>> start
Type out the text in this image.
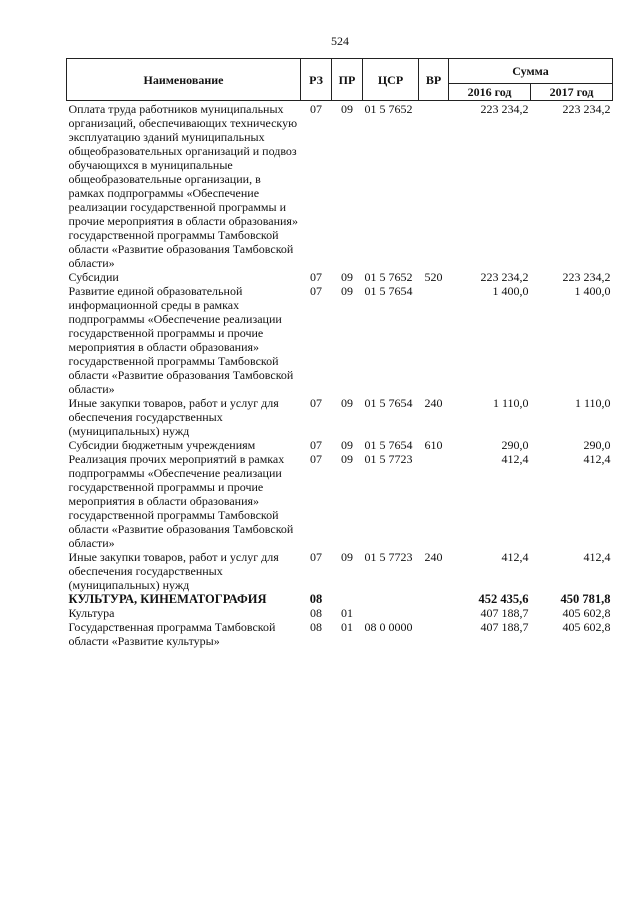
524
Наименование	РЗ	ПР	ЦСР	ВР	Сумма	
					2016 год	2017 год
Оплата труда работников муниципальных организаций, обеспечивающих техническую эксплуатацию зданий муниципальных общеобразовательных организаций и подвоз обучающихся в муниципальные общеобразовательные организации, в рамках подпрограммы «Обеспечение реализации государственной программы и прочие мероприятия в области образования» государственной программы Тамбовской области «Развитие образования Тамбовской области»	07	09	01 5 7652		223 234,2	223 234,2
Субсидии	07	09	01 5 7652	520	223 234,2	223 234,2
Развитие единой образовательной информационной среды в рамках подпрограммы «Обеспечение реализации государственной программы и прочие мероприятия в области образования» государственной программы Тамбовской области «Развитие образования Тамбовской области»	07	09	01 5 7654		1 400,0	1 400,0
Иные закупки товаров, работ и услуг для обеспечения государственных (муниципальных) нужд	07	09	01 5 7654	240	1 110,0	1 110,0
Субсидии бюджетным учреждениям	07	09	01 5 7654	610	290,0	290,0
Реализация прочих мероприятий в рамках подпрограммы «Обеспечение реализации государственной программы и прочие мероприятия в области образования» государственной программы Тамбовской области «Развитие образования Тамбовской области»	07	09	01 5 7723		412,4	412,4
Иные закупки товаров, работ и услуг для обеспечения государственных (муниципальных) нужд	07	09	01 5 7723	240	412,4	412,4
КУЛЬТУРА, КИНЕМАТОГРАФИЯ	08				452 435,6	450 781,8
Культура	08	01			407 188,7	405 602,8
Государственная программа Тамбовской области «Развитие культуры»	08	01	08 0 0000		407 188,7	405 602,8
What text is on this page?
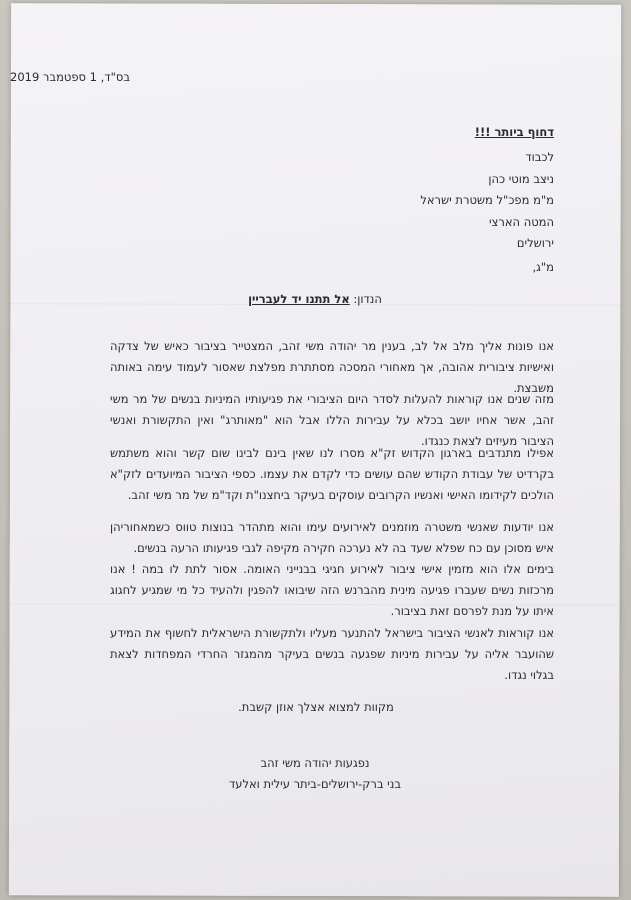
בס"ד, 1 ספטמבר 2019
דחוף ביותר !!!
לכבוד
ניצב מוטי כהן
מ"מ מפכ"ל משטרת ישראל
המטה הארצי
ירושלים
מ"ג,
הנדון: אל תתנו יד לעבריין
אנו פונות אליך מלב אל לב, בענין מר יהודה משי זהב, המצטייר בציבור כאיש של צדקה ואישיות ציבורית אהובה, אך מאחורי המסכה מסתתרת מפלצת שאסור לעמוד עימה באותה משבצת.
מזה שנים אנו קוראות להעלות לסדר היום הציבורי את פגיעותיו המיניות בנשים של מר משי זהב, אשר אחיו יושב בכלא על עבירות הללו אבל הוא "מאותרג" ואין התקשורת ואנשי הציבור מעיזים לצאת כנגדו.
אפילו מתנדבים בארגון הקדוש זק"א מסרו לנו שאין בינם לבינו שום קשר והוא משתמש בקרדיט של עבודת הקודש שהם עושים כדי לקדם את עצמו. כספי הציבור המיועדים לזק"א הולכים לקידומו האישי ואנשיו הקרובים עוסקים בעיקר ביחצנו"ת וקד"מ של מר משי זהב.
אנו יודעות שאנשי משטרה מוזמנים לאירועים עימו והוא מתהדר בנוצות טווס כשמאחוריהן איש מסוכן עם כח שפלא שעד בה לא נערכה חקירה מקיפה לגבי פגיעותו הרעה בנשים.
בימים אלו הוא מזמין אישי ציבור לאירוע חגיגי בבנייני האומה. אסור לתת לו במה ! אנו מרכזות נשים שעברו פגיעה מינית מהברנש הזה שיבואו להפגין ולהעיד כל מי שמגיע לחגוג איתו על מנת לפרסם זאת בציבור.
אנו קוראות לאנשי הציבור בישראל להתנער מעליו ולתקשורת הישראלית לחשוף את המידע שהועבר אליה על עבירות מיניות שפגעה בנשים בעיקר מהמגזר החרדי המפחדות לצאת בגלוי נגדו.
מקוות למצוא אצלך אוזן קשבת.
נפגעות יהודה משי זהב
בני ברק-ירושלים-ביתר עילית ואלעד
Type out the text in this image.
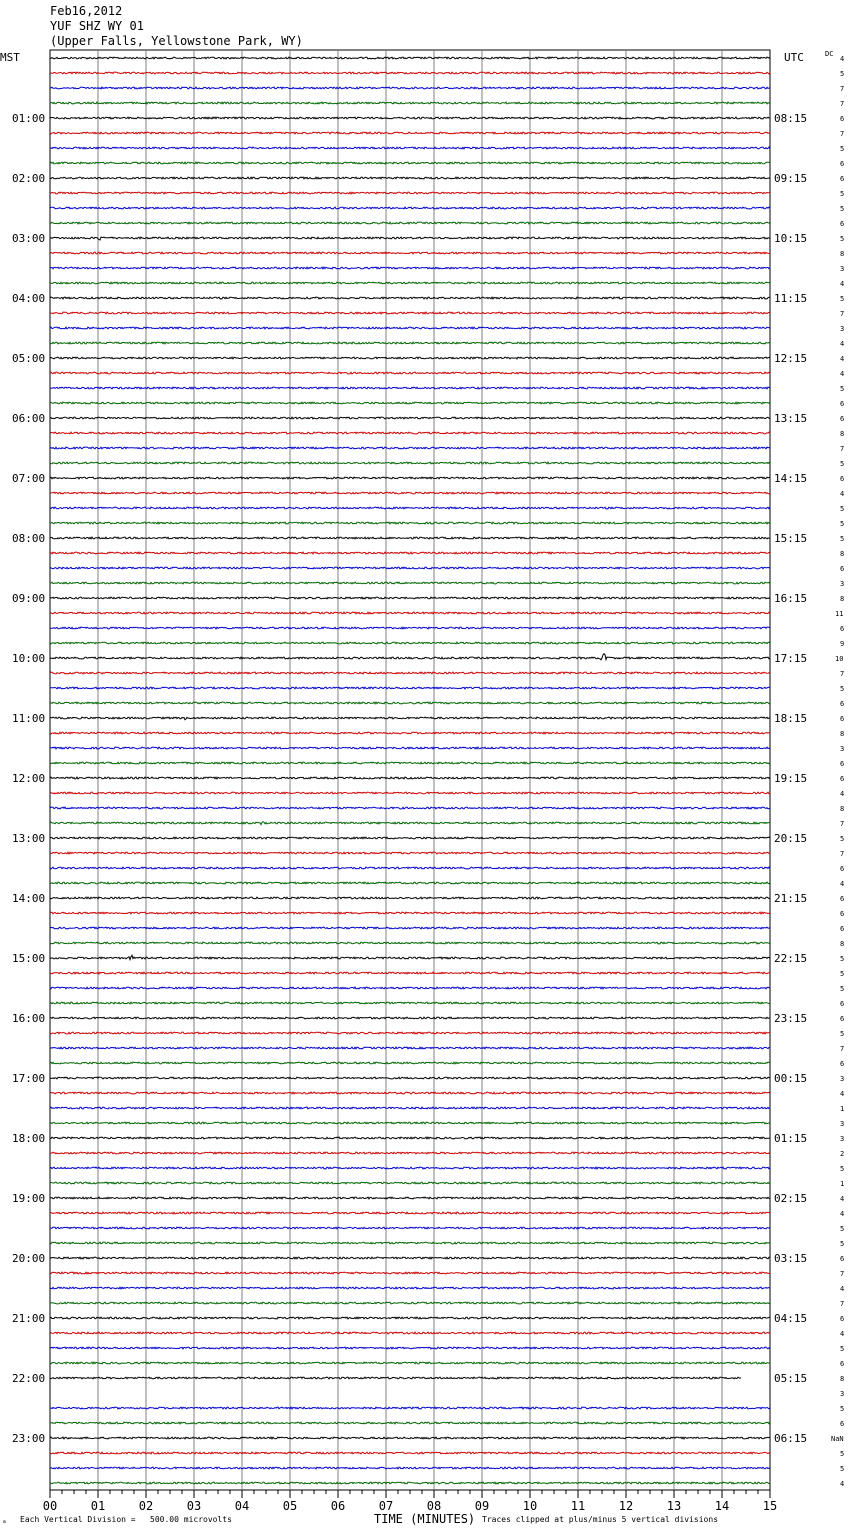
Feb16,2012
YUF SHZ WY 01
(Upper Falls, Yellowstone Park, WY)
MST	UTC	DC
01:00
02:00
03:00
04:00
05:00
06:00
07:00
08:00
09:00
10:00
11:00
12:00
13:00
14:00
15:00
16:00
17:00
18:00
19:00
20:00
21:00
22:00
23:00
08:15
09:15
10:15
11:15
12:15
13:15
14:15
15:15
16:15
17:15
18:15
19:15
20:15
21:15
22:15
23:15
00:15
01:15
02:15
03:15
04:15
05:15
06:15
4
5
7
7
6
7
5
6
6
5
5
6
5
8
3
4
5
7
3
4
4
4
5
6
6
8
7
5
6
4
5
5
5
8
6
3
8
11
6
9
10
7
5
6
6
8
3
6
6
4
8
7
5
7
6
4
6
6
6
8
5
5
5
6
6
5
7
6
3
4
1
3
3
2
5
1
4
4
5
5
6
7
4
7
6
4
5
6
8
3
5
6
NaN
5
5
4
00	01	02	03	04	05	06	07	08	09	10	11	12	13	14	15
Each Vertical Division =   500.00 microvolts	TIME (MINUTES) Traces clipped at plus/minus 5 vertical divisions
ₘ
>> end
>> start
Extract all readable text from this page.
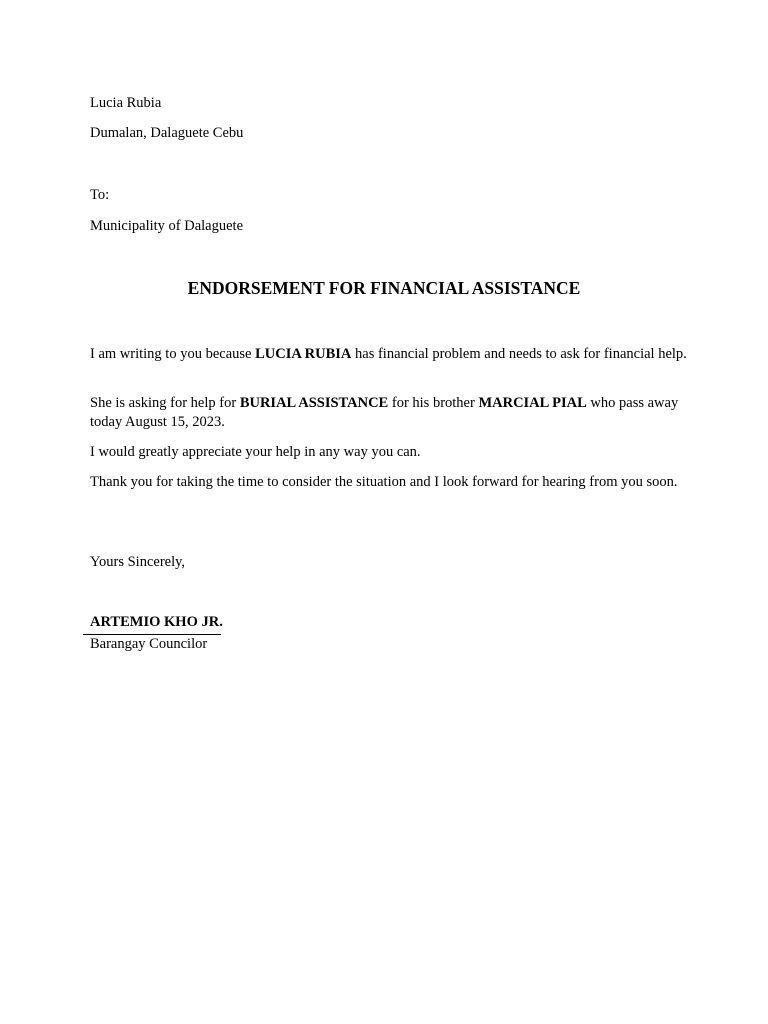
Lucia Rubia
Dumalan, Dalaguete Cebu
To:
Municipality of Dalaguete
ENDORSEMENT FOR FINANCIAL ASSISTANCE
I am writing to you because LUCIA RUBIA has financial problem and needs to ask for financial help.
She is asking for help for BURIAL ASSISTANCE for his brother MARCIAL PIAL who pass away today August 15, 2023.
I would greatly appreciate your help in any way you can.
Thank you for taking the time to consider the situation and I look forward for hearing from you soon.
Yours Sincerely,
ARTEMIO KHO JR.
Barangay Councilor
>> end
| Aim |
Pick out the lines that include the word "עבירות" and write them out.

| Output for this task |
מזה שנים אנו קוראות להעלות לסדר היום הציבורי את פגיעותיו המיניות בנשים של מר משי זהב, אשר אחיו יושב בכלא על עבירות הללו אבל הוא "מאותרג" ואין התקשורת ואנשי הציבור מעיזים לצאת כנגדו.
אנו קוראות לאנשי הציבור בישראל להתנער מעליו ולתקשורת הישראלית לחשוף את המידע שהועבר אליה על עבירות מיניות שפגעה בנשים בעיקר מהמגזר החרדי המפחדות לצאת בגלוי נגדו.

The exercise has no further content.